** Start ITEMS **

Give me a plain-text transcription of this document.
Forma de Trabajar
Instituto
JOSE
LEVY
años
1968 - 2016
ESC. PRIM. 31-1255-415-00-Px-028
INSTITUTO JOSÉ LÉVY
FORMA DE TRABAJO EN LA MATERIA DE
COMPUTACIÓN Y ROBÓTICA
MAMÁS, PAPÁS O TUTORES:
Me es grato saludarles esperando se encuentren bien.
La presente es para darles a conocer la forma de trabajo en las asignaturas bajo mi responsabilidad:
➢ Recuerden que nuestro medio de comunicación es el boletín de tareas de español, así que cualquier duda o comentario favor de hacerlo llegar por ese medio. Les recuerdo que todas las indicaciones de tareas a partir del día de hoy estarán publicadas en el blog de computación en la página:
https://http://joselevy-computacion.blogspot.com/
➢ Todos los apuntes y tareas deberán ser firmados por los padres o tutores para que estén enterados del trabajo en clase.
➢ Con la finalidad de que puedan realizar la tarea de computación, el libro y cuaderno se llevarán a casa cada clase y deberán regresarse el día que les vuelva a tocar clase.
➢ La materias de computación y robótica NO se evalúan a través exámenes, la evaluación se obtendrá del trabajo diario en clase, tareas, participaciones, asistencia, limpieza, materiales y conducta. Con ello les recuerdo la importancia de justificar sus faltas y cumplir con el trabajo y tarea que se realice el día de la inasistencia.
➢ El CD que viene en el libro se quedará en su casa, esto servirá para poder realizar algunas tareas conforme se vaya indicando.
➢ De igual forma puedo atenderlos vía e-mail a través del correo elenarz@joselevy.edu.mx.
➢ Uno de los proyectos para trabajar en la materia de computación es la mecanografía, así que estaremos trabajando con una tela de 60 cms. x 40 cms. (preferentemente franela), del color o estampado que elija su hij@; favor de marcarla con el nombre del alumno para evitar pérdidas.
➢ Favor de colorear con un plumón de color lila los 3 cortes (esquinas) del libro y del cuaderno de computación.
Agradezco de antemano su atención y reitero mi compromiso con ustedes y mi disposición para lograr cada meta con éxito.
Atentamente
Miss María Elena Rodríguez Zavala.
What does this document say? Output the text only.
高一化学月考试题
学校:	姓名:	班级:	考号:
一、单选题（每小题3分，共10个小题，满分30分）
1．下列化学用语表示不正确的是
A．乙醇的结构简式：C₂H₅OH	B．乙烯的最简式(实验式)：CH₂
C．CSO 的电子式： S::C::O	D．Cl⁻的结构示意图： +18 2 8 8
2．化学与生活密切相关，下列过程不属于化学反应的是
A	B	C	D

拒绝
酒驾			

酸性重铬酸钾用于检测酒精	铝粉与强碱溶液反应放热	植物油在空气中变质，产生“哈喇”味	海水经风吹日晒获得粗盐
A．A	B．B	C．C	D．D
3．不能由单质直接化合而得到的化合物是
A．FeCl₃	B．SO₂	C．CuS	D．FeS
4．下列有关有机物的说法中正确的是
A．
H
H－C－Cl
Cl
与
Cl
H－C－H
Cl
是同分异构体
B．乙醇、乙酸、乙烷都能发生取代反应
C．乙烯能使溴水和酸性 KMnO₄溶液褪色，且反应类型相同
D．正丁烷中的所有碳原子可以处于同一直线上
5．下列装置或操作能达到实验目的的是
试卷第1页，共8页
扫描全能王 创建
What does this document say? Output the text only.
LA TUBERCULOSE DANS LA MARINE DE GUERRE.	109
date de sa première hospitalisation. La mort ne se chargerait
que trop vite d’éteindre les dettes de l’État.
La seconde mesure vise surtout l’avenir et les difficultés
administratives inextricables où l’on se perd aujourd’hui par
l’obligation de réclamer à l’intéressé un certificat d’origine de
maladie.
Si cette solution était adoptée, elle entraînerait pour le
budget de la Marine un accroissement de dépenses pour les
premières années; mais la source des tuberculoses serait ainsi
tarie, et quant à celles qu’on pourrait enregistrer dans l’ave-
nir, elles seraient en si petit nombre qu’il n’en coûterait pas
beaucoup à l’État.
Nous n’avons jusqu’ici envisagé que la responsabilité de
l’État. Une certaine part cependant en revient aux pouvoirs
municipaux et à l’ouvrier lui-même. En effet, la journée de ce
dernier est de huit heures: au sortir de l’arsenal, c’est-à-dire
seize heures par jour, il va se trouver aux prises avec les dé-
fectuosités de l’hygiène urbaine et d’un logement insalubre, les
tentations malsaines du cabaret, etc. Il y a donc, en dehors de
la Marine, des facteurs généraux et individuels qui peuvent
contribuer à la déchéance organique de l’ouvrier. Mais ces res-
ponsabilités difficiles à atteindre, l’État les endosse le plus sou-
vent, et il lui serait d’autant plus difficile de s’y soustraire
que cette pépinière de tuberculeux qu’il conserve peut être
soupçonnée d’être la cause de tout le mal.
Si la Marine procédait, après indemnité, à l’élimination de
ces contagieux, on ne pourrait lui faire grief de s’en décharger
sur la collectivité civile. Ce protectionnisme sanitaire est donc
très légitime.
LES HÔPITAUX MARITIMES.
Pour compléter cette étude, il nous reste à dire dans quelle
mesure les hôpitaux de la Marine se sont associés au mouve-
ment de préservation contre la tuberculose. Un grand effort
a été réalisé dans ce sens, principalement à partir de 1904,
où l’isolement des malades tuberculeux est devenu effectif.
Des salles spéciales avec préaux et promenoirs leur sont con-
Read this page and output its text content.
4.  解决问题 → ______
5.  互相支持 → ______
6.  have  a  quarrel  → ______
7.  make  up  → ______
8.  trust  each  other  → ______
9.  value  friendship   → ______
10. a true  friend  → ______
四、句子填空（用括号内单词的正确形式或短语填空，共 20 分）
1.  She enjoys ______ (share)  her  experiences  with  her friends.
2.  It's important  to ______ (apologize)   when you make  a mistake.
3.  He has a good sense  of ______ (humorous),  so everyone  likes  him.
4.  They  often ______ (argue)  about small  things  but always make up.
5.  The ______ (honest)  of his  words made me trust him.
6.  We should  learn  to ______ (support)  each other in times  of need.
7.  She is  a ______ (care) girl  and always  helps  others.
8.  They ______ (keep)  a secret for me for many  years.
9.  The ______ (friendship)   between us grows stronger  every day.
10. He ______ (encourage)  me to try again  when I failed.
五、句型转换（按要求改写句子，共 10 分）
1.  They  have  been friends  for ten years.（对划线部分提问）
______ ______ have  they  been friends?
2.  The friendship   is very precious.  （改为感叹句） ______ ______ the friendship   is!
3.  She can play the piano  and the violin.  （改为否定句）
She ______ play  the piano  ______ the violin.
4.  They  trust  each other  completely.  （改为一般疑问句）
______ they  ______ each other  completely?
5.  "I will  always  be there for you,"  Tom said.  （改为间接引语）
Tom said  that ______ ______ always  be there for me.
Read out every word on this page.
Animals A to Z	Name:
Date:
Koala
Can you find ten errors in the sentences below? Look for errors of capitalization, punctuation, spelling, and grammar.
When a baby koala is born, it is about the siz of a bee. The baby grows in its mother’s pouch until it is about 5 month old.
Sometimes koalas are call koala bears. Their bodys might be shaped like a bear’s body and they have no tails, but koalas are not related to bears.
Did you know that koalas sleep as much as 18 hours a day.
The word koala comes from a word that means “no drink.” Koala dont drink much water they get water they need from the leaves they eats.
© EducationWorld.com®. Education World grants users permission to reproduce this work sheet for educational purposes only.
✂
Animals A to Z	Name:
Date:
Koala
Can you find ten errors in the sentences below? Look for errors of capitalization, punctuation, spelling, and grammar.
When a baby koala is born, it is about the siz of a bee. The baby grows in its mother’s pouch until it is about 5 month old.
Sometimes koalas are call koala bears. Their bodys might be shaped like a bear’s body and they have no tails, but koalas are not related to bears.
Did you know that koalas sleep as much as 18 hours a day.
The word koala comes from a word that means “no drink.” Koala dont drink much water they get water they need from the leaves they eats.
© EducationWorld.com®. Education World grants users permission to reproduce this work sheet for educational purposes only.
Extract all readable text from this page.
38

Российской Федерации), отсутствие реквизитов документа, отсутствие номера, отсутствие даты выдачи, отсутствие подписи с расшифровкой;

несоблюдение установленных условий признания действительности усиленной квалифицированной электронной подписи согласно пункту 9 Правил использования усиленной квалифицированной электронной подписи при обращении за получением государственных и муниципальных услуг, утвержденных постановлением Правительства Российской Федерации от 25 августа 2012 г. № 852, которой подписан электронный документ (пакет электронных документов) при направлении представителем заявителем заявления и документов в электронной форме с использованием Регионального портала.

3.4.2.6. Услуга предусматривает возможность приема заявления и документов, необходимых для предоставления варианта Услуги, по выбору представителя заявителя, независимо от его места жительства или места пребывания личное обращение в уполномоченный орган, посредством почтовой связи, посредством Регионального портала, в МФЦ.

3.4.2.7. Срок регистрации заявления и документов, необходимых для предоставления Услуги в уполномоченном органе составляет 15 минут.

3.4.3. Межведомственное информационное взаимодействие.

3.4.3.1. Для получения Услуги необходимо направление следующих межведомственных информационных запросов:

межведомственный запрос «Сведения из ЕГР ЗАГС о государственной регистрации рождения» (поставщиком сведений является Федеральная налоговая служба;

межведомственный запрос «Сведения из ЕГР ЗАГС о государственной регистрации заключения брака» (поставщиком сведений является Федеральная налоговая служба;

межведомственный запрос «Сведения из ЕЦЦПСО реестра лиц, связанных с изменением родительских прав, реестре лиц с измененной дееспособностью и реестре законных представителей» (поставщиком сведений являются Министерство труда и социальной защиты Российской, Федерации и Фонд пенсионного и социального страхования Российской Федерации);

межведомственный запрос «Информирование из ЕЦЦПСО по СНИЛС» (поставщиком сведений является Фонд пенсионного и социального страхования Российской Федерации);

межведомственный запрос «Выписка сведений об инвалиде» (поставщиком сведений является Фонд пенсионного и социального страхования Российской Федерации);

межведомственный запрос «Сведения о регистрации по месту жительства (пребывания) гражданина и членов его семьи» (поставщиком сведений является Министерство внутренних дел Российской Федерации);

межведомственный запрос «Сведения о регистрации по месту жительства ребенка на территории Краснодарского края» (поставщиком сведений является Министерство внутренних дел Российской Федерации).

** End ITEMS **

STATED EXERCISE: Gather up, from the records above, each line where the word "État" appears.

FULL RESPONSE:
que trop vite d’éteindre les dettes de l’État.
beaucoup à l’État.
l’État. Une certaine part cependant en revient aux pouvoirs
ponsabilités difficiles à atteindre, l’État les endosse le plus sou-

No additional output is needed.